### Stated task
Write out every line of the data below word for word, without changing anything.

### Exercise material
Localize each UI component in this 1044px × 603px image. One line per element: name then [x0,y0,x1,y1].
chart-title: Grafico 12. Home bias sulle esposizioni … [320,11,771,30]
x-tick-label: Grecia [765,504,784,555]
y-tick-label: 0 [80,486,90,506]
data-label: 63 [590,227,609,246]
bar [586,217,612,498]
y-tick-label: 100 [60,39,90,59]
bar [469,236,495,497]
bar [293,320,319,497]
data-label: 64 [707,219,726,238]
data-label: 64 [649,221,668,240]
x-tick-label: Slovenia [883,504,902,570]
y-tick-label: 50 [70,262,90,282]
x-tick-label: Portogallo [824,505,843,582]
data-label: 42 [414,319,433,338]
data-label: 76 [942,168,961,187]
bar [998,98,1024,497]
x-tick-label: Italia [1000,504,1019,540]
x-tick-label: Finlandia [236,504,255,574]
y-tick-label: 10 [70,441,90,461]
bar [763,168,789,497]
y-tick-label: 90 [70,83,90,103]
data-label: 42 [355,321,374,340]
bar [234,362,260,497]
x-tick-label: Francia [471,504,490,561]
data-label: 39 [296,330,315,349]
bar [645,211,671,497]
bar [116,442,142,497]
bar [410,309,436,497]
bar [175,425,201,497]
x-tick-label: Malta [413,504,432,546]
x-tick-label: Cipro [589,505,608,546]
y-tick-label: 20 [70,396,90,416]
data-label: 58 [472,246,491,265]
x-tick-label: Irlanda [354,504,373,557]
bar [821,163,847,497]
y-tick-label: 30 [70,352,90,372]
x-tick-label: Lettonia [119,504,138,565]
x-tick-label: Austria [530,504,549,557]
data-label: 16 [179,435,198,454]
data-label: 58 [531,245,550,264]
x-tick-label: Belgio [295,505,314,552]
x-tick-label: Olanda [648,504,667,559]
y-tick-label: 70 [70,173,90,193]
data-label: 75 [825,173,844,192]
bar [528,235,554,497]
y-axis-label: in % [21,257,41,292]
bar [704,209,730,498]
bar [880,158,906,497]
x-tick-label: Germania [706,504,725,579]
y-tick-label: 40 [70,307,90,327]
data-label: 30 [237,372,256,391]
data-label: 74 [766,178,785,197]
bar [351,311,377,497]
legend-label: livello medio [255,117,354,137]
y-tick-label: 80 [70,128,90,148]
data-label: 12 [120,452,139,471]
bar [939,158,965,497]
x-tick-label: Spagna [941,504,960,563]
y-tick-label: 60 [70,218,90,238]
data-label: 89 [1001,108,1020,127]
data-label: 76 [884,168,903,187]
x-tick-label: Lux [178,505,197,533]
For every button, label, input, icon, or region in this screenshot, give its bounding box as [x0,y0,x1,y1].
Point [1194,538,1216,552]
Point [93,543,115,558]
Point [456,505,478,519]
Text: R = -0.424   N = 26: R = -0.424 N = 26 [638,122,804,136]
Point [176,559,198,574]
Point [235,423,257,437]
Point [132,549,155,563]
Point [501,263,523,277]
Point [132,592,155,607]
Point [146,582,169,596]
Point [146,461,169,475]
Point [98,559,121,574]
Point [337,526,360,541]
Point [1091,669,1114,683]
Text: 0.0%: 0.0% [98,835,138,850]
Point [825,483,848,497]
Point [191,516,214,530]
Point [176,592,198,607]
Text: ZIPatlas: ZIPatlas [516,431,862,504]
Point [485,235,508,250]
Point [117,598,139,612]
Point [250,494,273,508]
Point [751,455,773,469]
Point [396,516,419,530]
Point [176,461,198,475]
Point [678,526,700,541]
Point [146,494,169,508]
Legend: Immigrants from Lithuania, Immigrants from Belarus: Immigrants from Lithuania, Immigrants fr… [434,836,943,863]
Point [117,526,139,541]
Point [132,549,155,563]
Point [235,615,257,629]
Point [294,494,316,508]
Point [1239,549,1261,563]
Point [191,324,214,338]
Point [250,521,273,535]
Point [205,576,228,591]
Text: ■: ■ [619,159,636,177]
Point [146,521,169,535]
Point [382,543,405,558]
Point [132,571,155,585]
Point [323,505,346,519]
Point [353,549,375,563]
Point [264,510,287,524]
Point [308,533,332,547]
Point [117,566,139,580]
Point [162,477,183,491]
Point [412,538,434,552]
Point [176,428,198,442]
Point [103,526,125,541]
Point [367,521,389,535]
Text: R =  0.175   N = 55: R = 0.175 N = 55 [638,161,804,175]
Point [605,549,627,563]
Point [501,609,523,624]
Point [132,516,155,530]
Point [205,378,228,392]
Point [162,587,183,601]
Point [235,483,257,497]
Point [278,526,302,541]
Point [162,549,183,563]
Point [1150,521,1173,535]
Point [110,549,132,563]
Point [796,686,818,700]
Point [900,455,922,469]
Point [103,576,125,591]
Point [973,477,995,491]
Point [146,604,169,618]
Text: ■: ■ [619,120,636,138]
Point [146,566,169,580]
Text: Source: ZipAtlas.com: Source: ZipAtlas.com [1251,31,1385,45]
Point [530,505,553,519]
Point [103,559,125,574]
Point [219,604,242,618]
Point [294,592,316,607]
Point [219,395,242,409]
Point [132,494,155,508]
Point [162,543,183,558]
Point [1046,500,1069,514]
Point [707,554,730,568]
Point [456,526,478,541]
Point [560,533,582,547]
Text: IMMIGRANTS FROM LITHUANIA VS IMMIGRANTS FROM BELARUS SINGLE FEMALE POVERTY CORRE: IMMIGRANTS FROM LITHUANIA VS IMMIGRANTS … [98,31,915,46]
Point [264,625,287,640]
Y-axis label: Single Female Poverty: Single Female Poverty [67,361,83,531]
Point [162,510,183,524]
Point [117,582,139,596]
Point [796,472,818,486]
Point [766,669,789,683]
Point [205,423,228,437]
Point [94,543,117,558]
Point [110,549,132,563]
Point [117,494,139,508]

### Reply
Localize each UI component in this 1044px × 603px image. One line per element: name then [x0,y0,x1,y1].
chart-title: Grafico 12. Home bias sulle esposizioni … [320,11,771,30]
x-tick-label: Grecia [765,504,784,555]
y-tick-label: 0 [80,486,90,506]
data-label: 63 [590,227,609,246]
bar [586,217,612,498]
y-tick-label: 100 [60,39,90,59]
bar [469,236,495,497]
bar [293,320,319,497]
data-label: 64 [707,219,726,238]
data-label: 64 [649,221,668,240]
x-tick-label: Slovenia [883,504,902,570]
y-tick-label: 50 [70,262,90,282]
x-tick-label: Portogallo [824,505,843,582]
data-label: 42 [414,319,433,338]
data-label: 76 [942,168,961,187]
bar [998,98,1024,497]
x-tick-label: Italia [1000,504,1019,540]
x-tick-label: Finlandia [236,504,255,574]
y-tick-label: 10 [70,441,90,461]
bar [763,168,789,497]
y-tick-label: 90 [70,83,90,103]
data-label: 42 [355,321,374,340]
bar [234,362,260,497]
x-tick-label: Francia [471,504,490,561]
data-label: 39 [296,330,315,349]
bar [645,211,671,497]
bar [116,442,142,497]
bar [410,309,436,497]
bar [175,425,201,497]
x-tick-label: Malta [413,504,432,546]
x-tick-label: Cipro [589,505,608,546]
y-tick-label: 20 [70,396,90,416]
data-label: 58 [472,246,491,265]
x-tick-label: Irlanda [354,504,373,557]
bar [821,163,847,497]
y-tick-label: 30 [70,352,90,372]
x-tick-label: Lettonia [119,504,138,565]
x-tick-label: Austria [530,504,549,557]
data-label: 16 [179,435,198,454]
data-label: 58 [531,245,550,264]
x-tick-label: Belgio [295,505,314,552]
x-tick-label: Olanda [648,504,667,559]
y-tick-label: 70 [70,173,90,193]
data-label: 75 [825,173,844,192]
bar [528,235,554,497]
y-axis-label: in % [21,257,41,292]
bar [704,209,730,498]
bar [880,158,906,497]
x-tick-label: Germania [706,504,725,579]
y-tick-label: 40 [70,307,90,327]
data-label: 30 [237,372,256,391]
data-label: 74 [766,178,785,197]
bar [351,311,377,497]
legend-label: livello medio [255,117,354,137]
y-tick-label: 80 [70,128,90,148]
data-label: 12 [120,452,139,471]
bar [939,158,965,497]
x-tick-label: Spagna [941,504,960,563]
y-tick-label: 60 [70,218,90,238]
data-label: 89 [1001,108,1020,127]
data-label: 76 [884,168,903,187]
x-tick-label: Lux [178,505,197,533]
For every button, label, input, icon, or region in this screenshot, give its bounding box as [x0,y0,x1,y1].
Point [1194,538,1216,552]
Point [93,543,115,558]
Point [456,505,478,519]
Text: R = -0.424   N = 26: R = -0.424 N = 26 [638,122,804,136]
Point [176,559,198,574]
Point [235,423,257,437]
Point [132,549,155,563]
Point [501,263,523,277]
Point [132,592,155,607]
Point [146,582,169,596]
Point [146,461,169,475]
Point [98,559,121,574]
Point [337,526,360,541]
Point [1091,669,1114,683]
Text: 0.0%: 0.0% [98,835,138,850]
Point [825,483,848,497]
Point [191,516,214,530]
Point [176,592,198,607]
Text: ZIPatlas: ZIPatlas [516,431,862,504]
Point [485,235,508,250]
Point [117,598,139,612]
Point [250,494,273,508]
Point [751,455,773,469]
Point [396,516,419,530]
Point [176,461,198,475]
Point [678,526,700,541]
Point [146,494,169,508]
Legend: Immigrants from Lithuania, Immigrants from Belarus: Immigrants from Lithuania, Immigrants fr… [434,836,943,863]
Point [117,526,139,541]
Point [132,549,155,563]
Point [235,615,257,629]
Point [294,494,316,508]
Point [1239,549,1261,563]
Point [191,324,214,338]
Point [250,521,273,535]
Point [205,576,228,591]
Text: ■: ■ [619,159,636,177]
Point [146,521,169,535]
Point [382,543,405,558]
Point [132,571,155,585]
Point [323,505,346,519]
Point [353,549,375,563]
Point [264,510,287,524]
Point [308,533,332,547]
Point [117,566,139,580]
Point [162,477,183,491]
Point [412,538,434,552]
Point [176,428,198,442]
Point [103,526,125,541]
Point [367,521,389,535]
Text: R =  0.175   N = 55: R = 0.175 N = 55 [638,161,804,175]
Point [605,549,627,563]
Point [501,609,523,624]
Point [132,516,155,530]
Point [205,378,228,392]
Point [162,587,183,601]
Point [235,483,257,497]
Point [278,526,302,541]
Point [162,549,183,563]
Point [1150,521,1173,535]
Point [110,549,132,563]
Point [796,686,818,700]
Point [900,455,922,469]
Point [103,576,125,591]
Point [973,477,995,491]
Point [146,604,169,618]
Text: ■: ■ [619,120,636,138]
Point [146,566,169,580]
Text: Source: ZipAtlas.com: Source: ZipAtlas.com [1251,31,1385,45]
Point [530,505,553,519]
Point [103,559,125,574]
Point [219,604,242,618]
Point [294,592,316,607]
Point [219,395,242,409]
Point [132,494,155,508]
Point [162,543,183,558]
Point [1046,500,1069,514]
Point [707,554,730,568]
Point [456,526,478,541]
Point [560,533,582,547]
Text: IMMIGRANTS FROM LITHUANIA VS IMMIGRANTS FROM BELARUS SINGLE FEMALE POVERTY CORRE: IMMIGRANTS FROM LITHUANIA VS IMMIGRANTS … [98,31,915,46]
Point [264,625,287,640]
Y-axis label: Single Female Poverty: Single Female Poverty [67,361,83,531]
Point [162,510,183,524]
Point [117,582,139,596]
Point [796,472,818,486]
Point [766,669,789,683]
Point [205,423,228,437]
Point [94,543,117,558]
Point [110,549,132,563]
Point [117,494,139,508]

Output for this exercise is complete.